*** Data records ***
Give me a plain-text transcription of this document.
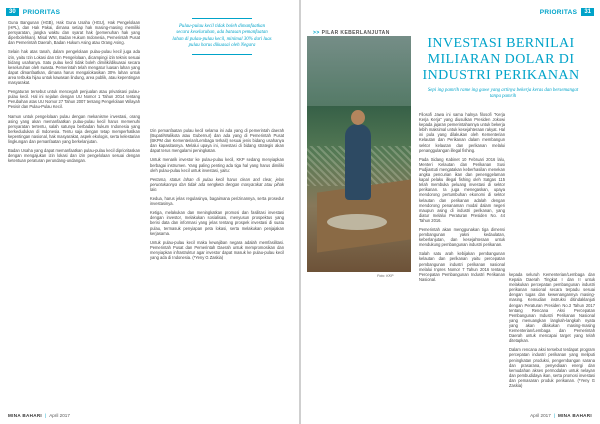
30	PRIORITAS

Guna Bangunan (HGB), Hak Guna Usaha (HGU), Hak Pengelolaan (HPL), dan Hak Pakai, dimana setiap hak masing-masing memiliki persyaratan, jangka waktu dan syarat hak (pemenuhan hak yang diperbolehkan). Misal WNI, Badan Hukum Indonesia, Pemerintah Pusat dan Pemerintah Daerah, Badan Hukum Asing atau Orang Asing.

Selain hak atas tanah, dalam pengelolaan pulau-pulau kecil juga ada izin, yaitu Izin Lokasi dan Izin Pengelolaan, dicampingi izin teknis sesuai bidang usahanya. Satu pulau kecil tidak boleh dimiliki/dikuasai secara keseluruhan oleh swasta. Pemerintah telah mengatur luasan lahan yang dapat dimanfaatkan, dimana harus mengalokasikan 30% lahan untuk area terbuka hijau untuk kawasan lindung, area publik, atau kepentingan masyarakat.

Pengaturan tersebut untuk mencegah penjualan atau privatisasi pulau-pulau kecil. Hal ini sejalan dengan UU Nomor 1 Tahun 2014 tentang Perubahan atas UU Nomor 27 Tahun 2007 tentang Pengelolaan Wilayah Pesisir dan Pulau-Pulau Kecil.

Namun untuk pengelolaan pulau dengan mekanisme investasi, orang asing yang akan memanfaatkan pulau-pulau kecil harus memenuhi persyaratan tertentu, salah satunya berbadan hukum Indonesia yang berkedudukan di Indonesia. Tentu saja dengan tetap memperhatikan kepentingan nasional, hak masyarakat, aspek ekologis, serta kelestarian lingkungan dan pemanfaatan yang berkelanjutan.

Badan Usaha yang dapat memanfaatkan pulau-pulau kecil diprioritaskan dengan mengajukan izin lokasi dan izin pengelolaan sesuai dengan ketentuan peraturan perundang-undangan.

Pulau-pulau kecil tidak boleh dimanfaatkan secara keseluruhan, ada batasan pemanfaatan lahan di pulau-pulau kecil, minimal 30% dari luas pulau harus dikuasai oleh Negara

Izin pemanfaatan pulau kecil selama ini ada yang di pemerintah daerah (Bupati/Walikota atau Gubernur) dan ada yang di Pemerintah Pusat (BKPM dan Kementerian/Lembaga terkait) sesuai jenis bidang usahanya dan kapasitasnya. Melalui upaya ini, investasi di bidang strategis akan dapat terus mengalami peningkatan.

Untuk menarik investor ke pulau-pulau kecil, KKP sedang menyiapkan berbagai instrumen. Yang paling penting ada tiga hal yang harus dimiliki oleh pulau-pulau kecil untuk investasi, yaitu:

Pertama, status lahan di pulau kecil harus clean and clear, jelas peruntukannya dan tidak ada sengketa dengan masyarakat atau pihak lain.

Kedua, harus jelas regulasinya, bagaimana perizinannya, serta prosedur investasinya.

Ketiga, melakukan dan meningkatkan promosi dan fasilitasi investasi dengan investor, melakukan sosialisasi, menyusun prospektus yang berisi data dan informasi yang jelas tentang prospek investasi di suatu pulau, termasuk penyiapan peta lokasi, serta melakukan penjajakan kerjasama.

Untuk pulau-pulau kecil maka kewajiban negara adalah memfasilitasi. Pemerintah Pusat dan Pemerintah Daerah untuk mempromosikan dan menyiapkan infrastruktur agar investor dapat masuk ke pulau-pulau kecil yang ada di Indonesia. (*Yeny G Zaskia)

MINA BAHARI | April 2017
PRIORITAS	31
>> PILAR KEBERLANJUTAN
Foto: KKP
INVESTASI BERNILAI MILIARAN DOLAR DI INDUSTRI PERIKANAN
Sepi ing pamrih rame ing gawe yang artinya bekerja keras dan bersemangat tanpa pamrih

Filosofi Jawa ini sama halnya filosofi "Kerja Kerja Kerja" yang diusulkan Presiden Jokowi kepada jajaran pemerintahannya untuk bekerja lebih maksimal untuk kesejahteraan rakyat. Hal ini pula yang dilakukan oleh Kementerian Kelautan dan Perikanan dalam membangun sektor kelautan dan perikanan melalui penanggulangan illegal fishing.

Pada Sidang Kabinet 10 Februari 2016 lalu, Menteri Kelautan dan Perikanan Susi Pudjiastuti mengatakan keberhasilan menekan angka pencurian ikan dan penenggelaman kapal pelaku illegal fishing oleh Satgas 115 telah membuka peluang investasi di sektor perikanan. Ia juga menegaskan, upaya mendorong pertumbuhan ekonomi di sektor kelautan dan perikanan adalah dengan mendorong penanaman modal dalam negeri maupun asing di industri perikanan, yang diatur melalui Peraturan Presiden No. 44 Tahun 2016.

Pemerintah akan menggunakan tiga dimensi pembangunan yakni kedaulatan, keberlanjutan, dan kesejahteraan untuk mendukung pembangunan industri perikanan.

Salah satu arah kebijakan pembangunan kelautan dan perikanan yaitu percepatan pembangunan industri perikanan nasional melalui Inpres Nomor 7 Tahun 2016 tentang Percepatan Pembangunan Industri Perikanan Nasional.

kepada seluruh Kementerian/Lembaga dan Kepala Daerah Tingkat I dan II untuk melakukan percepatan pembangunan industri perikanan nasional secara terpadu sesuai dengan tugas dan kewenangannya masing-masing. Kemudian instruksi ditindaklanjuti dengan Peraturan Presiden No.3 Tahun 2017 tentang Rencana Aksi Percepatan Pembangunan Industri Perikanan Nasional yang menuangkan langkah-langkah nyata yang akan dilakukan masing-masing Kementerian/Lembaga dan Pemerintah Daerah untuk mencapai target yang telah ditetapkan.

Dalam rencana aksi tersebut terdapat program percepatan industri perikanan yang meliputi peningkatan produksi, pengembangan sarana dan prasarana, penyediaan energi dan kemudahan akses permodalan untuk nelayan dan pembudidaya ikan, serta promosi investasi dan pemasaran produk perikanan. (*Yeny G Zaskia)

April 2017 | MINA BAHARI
***
*** Data records ***
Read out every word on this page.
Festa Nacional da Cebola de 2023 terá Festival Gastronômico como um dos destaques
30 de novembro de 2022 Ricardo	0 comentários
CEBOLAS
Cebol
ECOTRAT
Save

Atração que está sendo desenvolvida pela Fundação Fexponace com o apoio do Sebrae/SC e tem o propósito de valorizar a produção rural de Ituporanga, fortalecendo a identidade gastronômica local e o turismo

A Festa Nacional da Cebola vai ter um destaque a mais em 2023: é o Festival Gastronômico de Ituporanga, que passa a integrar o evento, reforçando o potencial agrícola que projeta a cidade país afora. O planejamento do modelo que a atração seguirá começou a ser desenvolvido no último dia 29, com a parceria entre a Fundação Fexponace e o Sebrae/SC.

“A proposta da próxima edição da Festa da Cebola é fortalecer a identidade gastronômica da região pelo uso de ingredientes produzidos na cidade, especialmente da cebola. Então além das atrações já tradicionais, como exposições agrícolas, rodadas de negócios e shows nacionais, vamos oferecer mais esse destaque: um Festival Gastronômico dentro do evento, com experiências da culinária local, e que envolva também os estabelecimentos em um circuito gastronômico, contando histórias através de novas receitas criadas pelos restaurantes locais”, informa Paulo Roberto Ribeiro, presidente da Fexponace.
***
Problem to solve:
Compute how many lines include the string "Zaskia", then give that number by itself.

Final answer:
2